_Exercise directions:_
In the records below, find each line with the word "structure" and copy it.

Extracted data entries
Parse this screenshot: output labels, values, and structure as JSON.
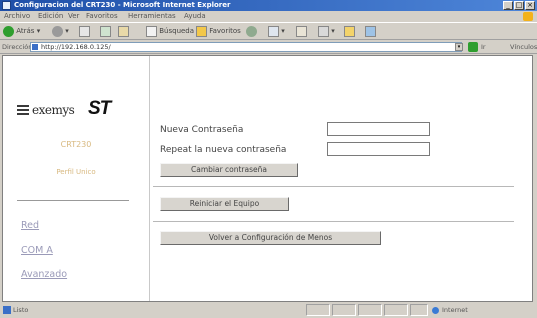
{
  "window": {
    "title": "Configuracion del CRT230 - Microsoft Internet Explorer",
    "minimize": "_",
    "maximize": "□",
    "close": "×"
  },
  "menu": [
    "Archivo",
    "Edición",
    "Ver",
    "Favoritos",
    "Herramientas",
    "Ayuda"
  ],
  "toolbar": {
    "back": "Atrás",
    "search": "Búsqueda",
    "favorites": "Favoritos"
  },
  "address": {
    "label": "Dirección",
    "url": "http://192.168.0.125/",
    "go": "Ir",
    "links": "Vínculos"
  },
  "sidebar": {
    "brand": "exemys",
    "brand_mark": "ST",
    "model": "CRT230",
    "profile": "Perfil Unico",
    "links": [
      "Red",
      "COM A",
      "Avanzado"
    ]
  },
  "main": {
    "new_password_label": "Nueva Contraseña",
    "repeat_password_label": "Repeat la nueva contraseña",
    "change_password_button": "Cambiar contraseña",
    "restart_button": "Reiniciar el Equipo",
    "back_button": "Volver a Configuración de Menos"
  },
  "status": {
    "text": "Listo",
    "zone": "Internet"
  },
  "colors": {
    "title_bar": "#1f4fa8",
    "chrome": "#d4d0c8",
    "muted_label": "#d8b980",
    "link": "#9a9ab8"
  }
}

...

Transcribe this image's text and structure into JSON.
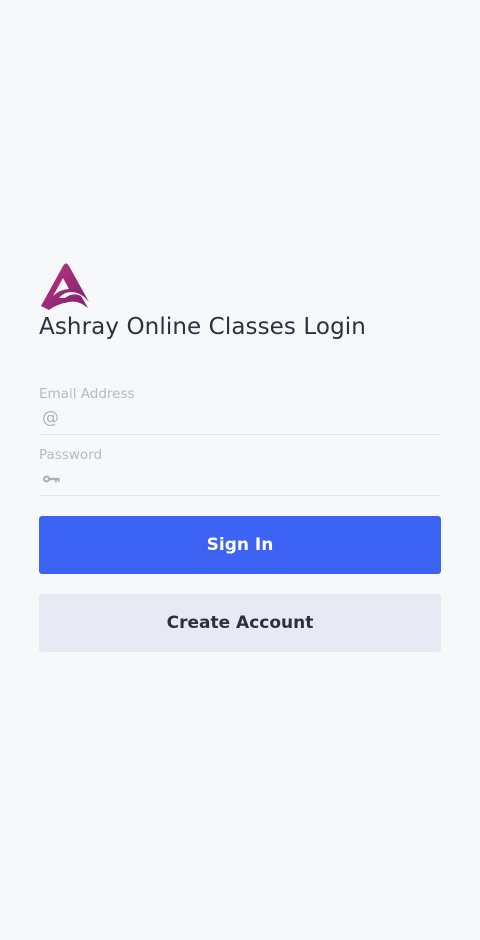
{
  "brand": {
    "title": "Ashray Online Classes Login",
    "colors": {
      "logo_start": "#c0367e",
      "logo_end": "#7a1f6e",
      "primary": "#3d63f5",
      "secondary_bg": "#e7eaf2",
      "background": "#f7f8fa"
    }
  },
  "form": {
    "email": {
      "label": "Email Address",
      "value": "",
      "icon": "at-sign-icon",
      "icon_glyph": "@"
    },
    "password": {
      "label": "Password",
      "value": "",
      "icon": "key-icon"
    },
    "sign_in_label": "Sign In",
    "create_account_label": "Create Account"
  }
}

_Written solution:_
Parse this screenshot: output labels, values, and structure as JSON.
Transcribe this image's text and structure into JSON.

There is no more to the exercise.